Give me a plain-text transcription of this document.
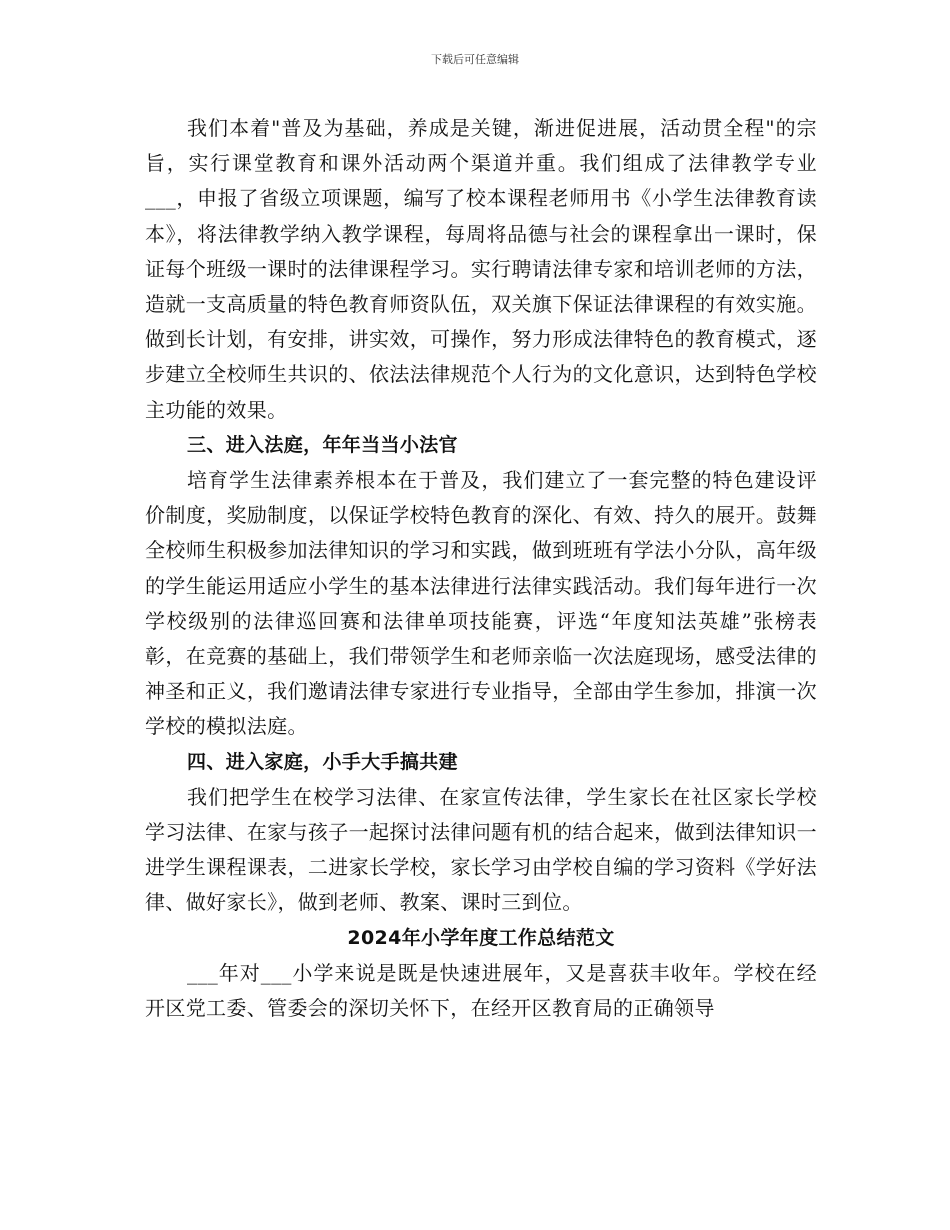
下载后可任意编辑

我们本着"普及为基础，养成是关键，渐进促进展，活动贯全程"的宗旨，实行课堂教育和课外活动两个渠道并重。我们组成了法律教学专业___，申报了省级立项课题，编写了校本课程老师用书《小学生法律教育读本》，将法律教学纳入教学课程，每周将品德与社会的课程拿出一课时，保证每个班级一课时的法律课程学习。实行聘请法律专家和培训老师的方法，造就一支高质量的特色教育师资队伍，双关旗下保证法律课程的有效实施。做到长计划，有安排，讲实效，可操作，努力形成法律特色的教育模式，逐步建立全校师生共识的、依法法律规范个人行为的文化意识，达到特色学校主功能的效果。

三、进入法庭，年年当当小法官

培育学生法律素养根本在于普及，我们建立了一套完整的特色建设评价制度，奖励制度，以保证学校特色教育的深化、有效、持久的展开。鼓舞全校师生积极参加法律知识的学习和实践，做到班班有学法小分队，高年级的学生能运用适应小学生的基本法律进行法律实践活动。我们每年进行一次学校级别的法律巡回赛和法律单项技能赛，评选“年度知法英雄”张榜表彰，在竞赛的基础上，我们带领学生和老师亲临一次法庭现场，感受法律的神圣和正义，我们邀请法律专家进行专业指导，全部由学生参加，排演一次学校的模拟法庭。

四、进入家庭，小手大手搞共建

我们把学生在校学习法律、在家宣传法律，学生家长在社区家长学校学习法律、在家与孩子一起探讨法律问题有机的结合起来，做到法律知识一进学生课程课表，二进家长学校，家长学习由学校自编的学习资料《学好法律、做好家长》，做到老师、教案、课时三到位。

2024年小学年度工作总结范文

___年对___小学来说是既是快速进展年，又是喜获丰收年。学校在经开区党工委、管委会的深切关怀下，在经开区教育局的正确领导
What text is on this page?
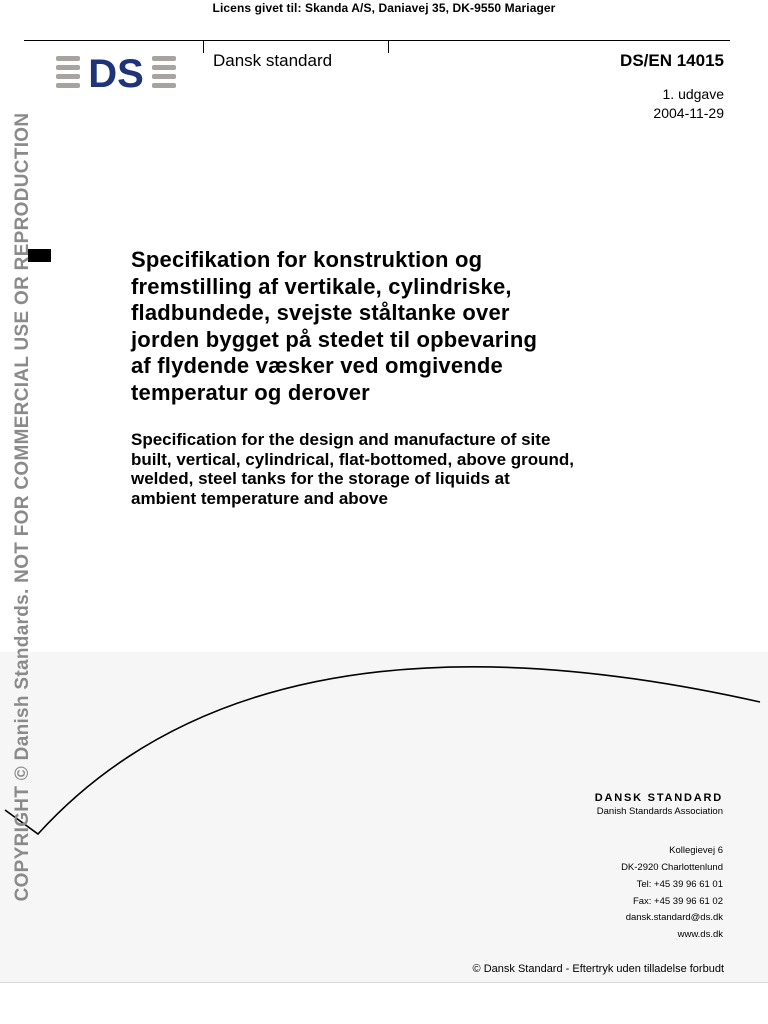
Licens givet til: Skanda A/S, Daniavej 35, DK-9550 Mariager
DS	Dansk standard	DS/EN 14015
1. udgave
2004-11-29
Specifikation for konstruktion og
fremstilling af vertikale, cylindriske,
fladbundede, svejste ståltanke over
jorden bygget på stedet til opbevaring
af flydende væsker ved omgivende
temperatur og derover
Specification for the design and manufacture of site
built, vertical, cylindrical, flat-bottomed, above ground,
welded, steel tanks for the storage of liquids at
ambient temperature and above
COPYRIGHT © Danish Standards. NOT FOR COMMERCIAL USE OR REPRODUCTION	DANSK STANDARD
Danish Standards Association
Kollegievej 6
DK-2920 Charlottenlund
Tel: +45 39 96 61 01
Fax: +45 39 96 61 02
dansk.standard@ds.dk
www.ds.dk
© Dansk Standard - Eftertryk uden tilladelse forbudt
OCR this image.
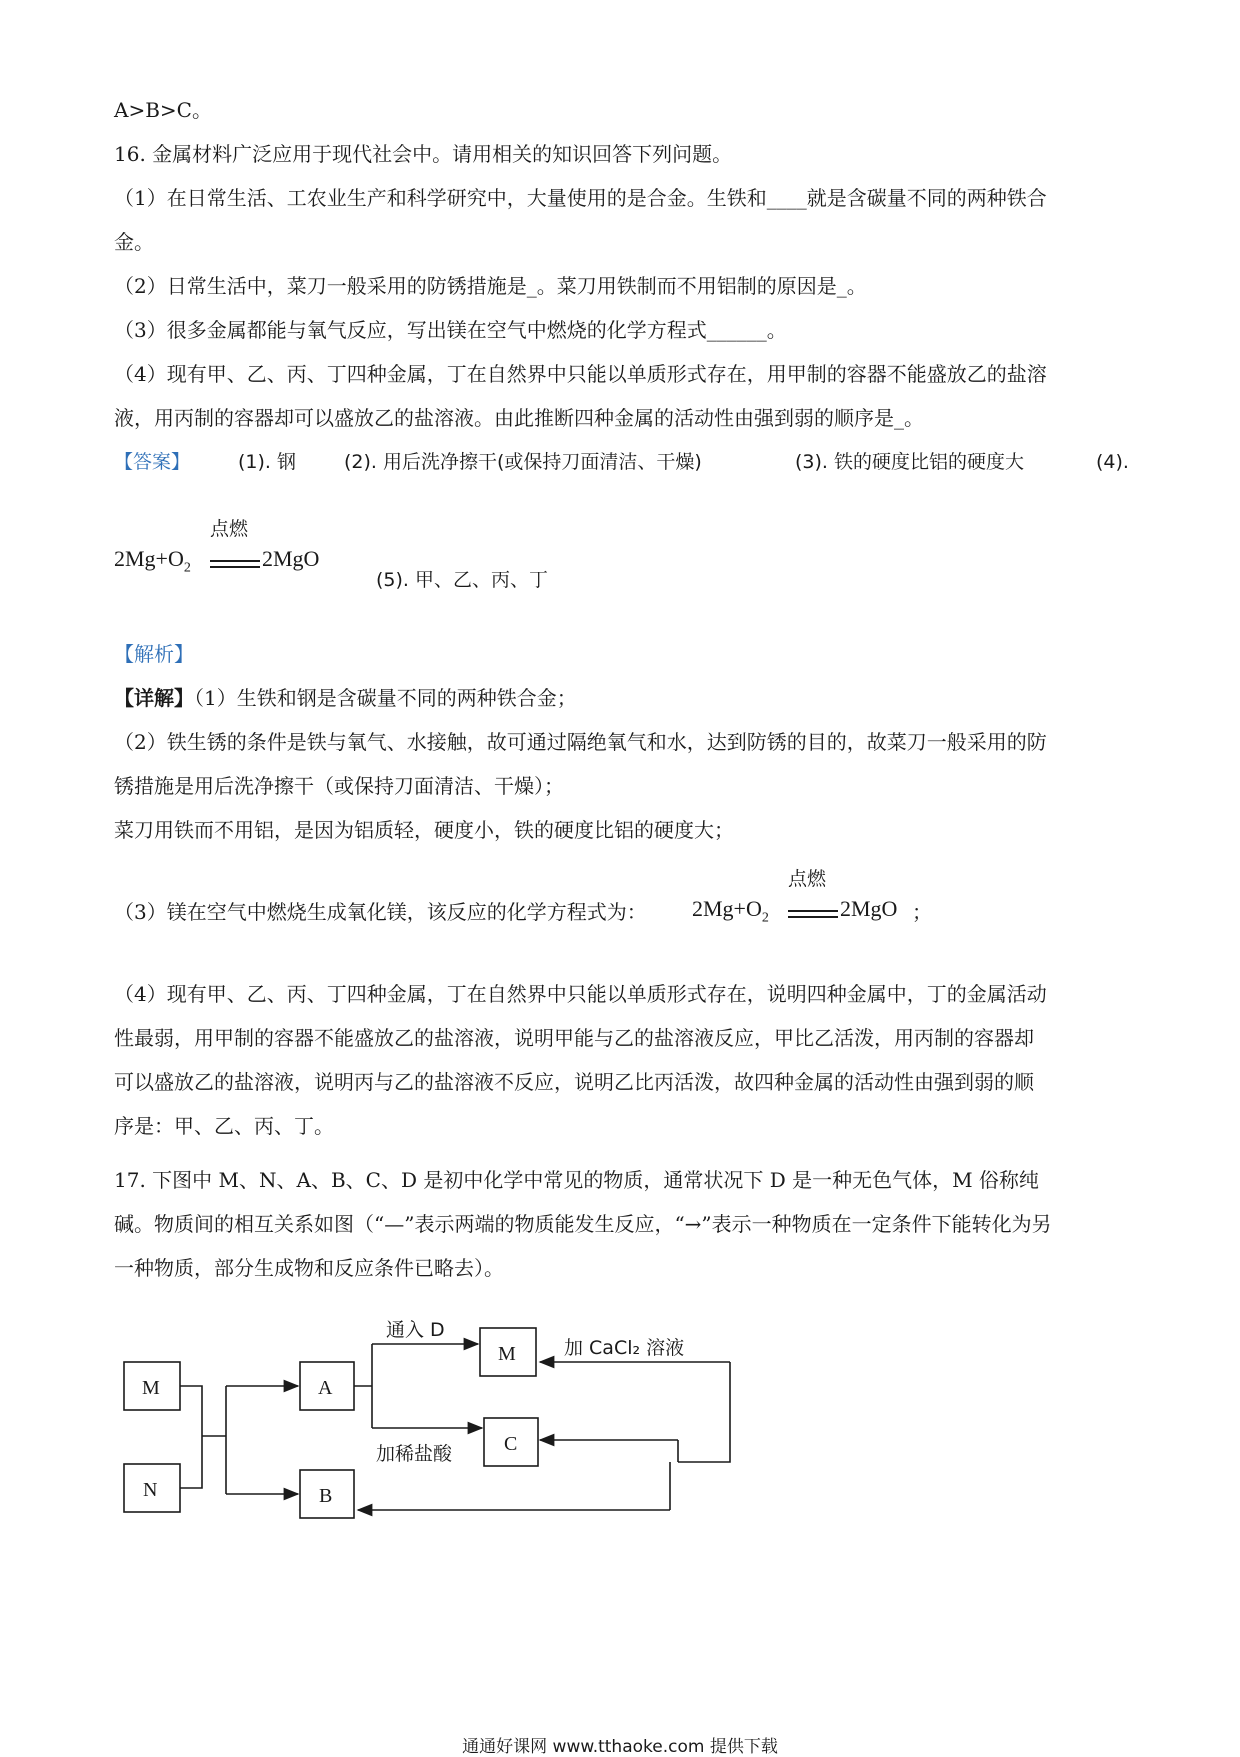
A>B>C。
16. 金属材料广泛应用于现代社会中。请用相关的知识回答下列问题。
（1）在日常生活、工农业生产和科学研究中，大量使用的是合金。生铁和____就是含碳量不同的两种铁合
金。
（2）日常生活中，菜刀一般采用的防锈措施是_。菜刀用铁制而不用铝制的原因是_。
（3）很多金属都能与氧气反应，写出镁在空气中燃烧的化学方程式______。
（4）现有甲、乙、丙、丁四种金属，丁在自然界中只能以单质形式存在，用甲制的容器不能盛放乙的盐溶
液，用丙制的容器却可以盛放乙的盐溶液。由此推断四种金属的活动性由强到弱的顺序是_。
【答案】	(1). 钢	(2). 用后洗净擦干(或保持刀面清洁、干燥)	(3). 铁的硬度比铝的硬度大	(4).
$2Mg+O_2$
点燃
2MgO
(5). 甲、乙、丙、丁
【解析】
【详解】（1）生铁和钢是含碳量不同的两种铁合金；
（2）铁生锈的条件是铁与氧气、水接触，故可通过隔绝氧气和水，达到防锈的目的，故菜刀一般采用的防
锈措施是用后洗净擦干（或保持刀面清洁、干燥）；
菜刀用铁而不用铝，是因为铝质轻，硬度小，铁的硬度比铝的硬度大；
（3）镁在空气中燃烧生成氧化镁，该反应的化学方程式为： $2Mg+O_2$
点燃
2MgO ；
（4）现有甲、乙、丙、丁四种金属，丁在自然界中只能以单质形式存在，说明四种金属中，丁的金属活动
性最弱，用甲制的容器不能盛放乙的盐溶液，说明甲能与乙的盐溶液反应，甲比乙活泼，用丙制的容器却
可以盛放乙的盐溶液，说明丙与乙的盐溶液不反应，说明乙比丙活泼，故四种金属的活动性由强到弱的顺
序是：甲、乙、丙、丁。
17. 下图中 M、N、A、B、C、D 是初中化学中常见的物质，通常状况下 D 是一种无色气体，M 俗称纯
碱。物质间的相互关系如图（“—”表示两端的物质能发生反应，“→”表示一种物质在一定条件下能转化为另
一种物质，部分生成物和反应条件已略去）。
M
N
A
B
M
C
通入 D
加稀盐酸
加 CaCl₂ 溶液
通通好课网 www.tthaoke.com 提供下载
☆ ☆ ☆ ☆
▸ Set task: For the material, find the number of lines holding the word "above" and give that figure and nothing more.

▸ Solution for this exercise: 2